### WHAT YOU WILL DO:
Each line of the material must be returned exactly.
--- Start ---
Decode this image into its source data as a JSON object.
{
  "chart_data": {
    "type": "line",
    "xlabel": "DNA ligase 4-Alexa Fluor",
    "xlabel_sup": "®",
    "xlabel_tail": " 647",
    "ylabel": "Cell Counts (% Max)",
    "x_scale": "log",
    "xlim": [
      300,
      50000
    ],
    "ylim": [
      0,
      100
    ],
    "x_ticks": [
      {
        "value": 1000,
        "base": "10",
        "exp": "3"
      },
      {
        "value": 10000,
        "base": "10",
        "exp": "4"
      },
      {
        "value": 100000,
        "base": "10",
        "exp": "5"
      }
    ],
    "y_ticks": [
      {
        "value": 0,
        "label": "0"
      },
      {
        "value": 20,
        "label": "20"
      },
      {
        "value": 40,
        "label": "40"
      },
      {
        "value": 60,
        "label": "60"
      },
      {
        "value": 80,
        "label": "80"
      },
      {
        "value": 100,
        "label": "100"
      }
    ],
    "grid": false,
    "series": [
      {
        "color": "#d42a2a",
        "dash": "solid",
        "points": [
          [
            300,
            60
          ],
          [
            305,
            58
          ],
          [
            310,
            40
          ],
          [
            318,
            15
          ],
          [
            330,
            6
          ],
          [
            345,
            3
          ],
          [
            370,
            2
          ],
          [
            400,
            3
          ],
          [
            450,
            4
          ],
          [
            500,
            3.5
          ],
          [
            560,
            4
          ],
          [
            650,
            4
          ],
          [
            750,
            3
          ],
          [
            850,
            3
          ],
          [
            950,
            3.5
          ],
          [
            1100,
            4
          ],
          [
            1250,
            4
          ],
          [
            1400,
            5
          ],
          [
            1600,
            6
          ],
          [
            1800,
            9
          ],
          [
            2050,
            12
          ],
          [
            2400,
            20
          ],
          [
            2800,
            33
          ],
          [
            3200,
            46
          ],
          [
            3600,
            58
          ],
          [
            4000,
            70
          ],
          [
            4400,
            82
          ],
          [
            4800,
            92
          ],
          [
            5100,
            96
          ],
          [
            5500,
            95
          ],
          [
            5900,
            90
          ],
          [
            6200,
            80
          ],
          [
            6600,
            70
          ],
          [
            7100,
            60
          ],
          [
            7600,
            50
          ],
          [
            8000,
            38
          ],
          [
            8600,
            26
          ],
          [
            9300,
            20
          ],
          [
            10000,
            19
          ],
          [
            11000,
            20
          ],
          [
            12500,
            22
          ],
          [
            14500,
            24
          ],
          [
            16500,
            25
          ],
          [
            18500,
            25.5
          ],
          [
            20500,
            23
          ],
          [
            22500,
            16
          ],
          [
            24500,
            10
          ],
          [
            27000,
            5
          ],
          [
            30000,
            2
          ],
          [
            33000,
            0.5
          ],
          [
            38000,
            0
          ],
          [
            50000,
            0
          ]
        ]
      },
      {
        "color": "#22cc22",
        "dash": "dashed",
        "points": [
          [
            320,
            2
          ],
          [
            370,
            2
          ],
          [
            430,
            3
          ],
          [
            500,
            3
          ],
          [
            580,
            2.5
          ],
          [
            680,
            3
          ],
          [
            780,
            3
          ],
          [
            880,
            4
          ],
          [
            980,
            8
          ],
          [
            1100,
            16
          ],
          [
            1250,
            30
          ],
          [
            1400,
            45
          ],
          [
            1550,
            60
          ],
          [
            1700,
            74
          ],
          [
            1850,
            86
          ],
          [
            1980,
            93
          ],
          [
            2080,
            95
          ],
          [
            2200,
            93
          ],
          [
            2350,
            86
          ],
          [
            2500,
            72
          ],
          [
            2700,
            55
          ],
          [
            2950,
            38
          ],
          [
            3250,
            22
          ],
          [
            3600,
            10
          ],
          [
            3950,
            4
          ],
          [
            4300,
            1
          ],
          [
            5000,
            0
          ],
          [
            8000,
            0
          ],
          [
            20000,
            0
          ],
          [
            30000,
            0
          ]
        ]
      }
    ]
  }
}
--- End ---
### THE COMPLETED TASK:
Decode this image into its source data as a JSON object.
{
  "chart_data": {
    "type": "line",
    "xlabel": "DNA ligase 4-Alexa Fluor",
    "xlabel_sup": "®",
    "xlabel_tail": " 647",
    "ylabel": "Cell Counts (% Max)",
    "x_scale": "log",
    "xlim": [
      300,
      50000
    ],
    "ylim": [
      0,
      100
    ],
    "x_ticks": [
      {
        "value": 1000,
        "base": "10",
        "exp": "3"
      },
      {
        "value": 10000,
        "base": "10",
        "exp": "4"
      },
      {
        "value": 100000,
        "base": "10",
        "exp": "5"
      }
    ],
    "y_ticks": [
      {
        "value": 0,
        "label": "0"
      },
      {
        "value": 20,
        "label": "20"
      },
      {
        "value": 40,
        "label": "40"
      },
      {
        "value": 60,
        "label": "60"
      },
      {
        "value": 80,
        "label": "80"
      },
      {
        "value": 100,
        "label": "100"
      }
    ],
    "grid": false,
    "series": [
      {
        "color": "#d42a2a",
        "dash": "solid",
        "points": [
          [
            300,
            60
          ],
          [
            305,
            58
          ],
          [
            310,
            40
          ],
          [
            318,
            15
          ],
          [
            330,
            6
          ],
          [
            345,
            3
          ],
          [
            370,
            2
          ],
          [
            400,
            3
          ],
          [
            450,
            4
          ],
          [
            500,
            3.5
          ],
          [
            560,
            4
          ],
          [
            650,
            4
          ],
          [
            750,
            3
          ],
          [
            850,
            3
          ],
          [
            950,
            3.5
          ],
          [
            1100,
            4
          ],
          [
            1250,
            4
          ],
          [
            1400,
            5
          ],
          [
            1600,
            6
          ],
          [
            1800,
            9
          ],
          [
            2050,
            12
          ],
          [
            2400,
            20
          ],
          [
            2800,
            33
          ],
          [
            3200,
            46
          ],
          [
            3600,
            58
          ],
          [
            4000,
            70
          ],
          [
            4400,
            82
          ],
          [
            4800,
            92
          ],
          [
            5100,
            96
          ],
          [
            5500,
            95
          ],
          [
            5900,
            90
          ],
          [
            6200,
            80
          ],
          [
            6600,
            70
          ],
          [
            7100,
            60
          ],
          [
            7600,
            50
          ],
          [
            8000,
            38
          ],
          [
            8600,
            26
          ],
          [
            9300,
            20
          ],
          [
            10000,
            19
          ],
          [
            11000,
            20
          ],
          [
            12500,
            22
          ],
          [
            14500,
            24
          ],
          [
            16500,
            25
          ],
          [
            18500,
            25.5
          ],
          [
            20500,
            23
          ],
          [
            22500,
            16
          ],
          [
            24500,
            10
          ],
          [
            27000,
            5
          ],
          [
            30000,
            2
          ],
          [
            33000,
            0.5
          ],
          [
            38000,
            0
          ],
          [
            50000,
            0
          ]
        ]
      },
      {
        "color": "#22cc22",
        "dash": "dashed",
        "points": [
          [
            320,
            2
          ],
          [
            370,
            2
          ],
          [
            430,
            3
          ],
          [
            500,
            3
          ],
          [
            580,
            2.5
          ],
          [
            680,
            3
          ],
          [
            780,
            3
          ],
          [
            880,
            4
          ],
          [
            980,
            8
          ],
          [
            1100,
            16
          ],
          [
            1250,
            30
          ],
          [
            1400,
            45
          ],
          [
            1550,
            60
          ],
          [
            1700,
            74
          ],
          [
            1850,
            86
          ],
          [
            1980,
            93
          ],
          [
            2080,
            95
          ],
          [
            2200,
            93
          ],
          [
            2350,
            86
          ],
          [
            2500,
            72
          ],
          [
            2700,
            55
          ],
          [
            2950,
            38
          ],
          [
            3250,
            22
          ],
          [
            3600,
            10
          ],
          [
            3950,
            4
          ],
          [
            4300,
            1
          ],
          [
            5000,
            0
          ],
          [
            8000,
            0
          ],
          [
            20000,
            0
          ],
          [
            30000,
            0
          ]
        ]
      }
    ]
  }
}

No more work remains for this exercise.